# [About this task]
List the names of the functions declared in the C++ header code in the question and answer below.

++++ Document extract ++++

Access modifier without class?

Last Edited By Krjb Donovan
Last Updated: Mar 11, 2014 07:50 PM GMT

Question

Hello,

I saw the following code in one c++ header file, there are only 3 functions, without class, without including anything else. I wonder why there are access modifier, but no class? thanks

  1. ifndef _I_H_
  2. define _I_H_

public:

   boolean Transfer( const char* sessionId, long& traceNumber );
   boolean Update( const char* sessionId );

private:

   void TransferInfo( const char* sessionId );
  1. endif

Answer

Well firstly the C++ Boolean type is called bool rather than boolean, so assuming the code above should read something like so:

   #ifndef _I_H_
   #define _I_H_
   public:
       bool Transfer( const char* sessionId, long& traceNumber );
       bool Update( const char* sessionId );
   private:
       void TransferInfo( const char* sessionId );
   #endif

Or that boolean was some other type or type alias declared elsewhere.

++++ Study material ++++

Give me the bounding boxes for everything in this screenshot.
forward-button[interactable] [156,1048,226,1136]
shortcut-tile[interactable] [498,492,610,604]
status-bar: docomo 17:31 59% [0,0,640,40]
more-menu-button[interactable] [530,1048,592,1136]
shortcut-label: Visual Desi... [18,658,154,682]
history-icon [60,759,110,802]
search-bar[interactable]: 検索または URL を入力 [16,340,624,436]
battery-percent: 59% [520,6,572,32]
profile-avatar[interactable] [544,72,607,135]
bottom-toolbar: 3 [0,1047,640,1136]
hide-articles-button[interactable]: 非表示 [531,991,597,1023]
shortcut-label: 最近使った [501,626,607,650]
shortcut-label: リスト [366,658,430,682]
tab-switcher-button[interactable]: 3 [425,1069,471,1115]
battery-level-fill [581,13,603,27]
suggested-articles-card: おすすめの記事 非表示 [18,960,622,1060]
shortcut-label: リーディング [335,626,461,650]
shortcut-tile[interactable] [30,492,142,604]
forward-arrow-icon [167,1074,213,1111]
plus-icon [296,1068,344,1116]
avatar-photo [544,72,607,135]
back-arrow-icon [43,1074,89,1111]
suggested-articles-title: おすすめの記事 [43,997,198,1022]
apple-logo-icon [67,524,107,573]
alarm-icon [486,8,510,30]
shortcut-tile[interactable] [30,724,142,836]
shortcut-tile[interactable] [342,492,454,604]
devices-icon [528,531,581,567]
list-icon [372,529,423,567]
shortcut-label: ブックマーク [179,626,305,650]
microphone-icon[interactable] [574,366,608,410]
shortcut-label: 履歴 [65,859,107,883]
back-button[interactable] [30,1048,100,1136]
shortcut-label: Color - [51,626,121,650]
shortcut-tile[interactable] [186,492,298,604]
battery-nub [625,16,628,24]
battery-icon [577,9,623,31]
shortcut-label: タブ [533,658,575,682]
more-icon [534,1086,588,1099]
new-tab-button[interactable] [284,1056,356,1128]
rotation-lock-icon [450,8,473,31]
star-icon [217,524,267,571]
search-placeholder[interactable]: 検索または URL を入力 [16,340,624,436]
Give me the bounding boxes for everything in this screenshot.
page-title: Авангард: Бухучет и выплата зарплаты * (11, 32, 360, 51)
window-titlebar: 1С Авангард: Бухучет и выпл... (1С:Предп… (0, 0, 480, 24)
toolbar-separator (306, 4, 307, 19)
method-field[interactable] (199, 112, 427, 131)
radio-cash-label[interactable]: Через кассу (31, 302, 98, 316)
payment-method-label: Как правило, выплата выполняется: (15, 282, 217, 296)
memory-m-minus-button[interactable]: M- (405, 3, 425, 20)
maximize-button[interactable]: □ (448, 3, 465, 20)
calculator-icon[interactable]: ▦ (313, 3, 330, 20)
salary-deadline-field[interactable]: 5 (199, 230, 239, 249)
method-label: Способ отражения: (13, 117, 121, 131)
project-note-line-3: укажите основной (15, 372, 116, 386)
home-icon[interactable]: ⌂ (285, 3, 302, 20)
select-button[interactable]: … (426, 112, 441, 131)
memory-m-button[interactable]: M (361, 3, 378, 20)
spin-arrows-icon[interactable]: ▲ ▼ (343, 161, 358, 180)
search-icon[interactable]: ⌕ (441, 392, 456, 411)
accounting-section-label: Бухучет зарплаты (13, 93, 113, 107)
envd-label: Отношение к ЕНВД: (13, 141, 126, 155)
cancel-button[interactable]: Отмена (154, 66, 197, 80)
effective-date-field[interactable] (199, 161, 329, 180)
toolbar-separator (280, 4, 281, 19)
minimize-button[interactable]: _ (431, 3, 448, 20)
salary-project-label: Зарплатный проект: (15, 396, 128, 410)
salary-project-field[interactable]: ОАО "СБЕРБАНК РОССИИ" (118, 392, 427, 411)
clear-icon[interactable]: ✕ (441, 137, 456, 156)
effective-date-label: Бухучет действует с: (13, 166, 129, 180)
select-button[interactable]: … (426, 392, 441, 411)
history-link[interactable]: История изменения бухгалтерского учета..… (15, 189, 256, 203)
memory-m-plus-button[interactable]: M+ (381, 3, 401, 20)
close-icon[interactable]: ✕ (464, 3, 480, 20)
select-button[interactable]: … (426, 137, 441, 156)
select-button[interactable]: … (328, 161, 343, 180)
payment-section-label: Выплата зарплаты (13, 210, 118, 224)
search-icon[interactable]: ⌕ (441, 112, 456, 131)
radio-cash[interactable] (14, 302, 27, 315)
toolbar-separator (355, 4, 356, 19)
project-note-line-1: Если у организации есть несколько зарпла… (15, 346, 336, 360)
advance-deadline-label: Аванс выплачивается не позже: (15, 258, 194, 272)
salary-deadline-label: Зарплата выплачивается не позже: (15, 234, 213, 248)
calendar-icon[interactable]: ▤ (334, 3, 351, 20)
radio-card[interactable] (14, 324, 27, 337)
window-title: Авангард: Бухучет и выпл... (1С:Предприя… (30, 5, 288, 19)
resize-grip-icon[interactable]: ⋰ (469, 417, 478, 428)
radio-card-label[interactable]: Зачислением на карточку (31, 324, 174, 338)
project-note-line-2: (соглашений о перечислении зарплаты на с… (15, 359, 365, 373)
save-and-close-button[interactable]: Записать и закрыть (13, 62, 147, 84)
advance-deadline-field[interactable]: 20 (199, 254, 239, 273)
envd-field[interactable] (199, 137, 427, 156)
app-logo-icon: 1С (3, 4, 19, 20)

++++

# [Worked solution]
Transfer, Update, TransferInfo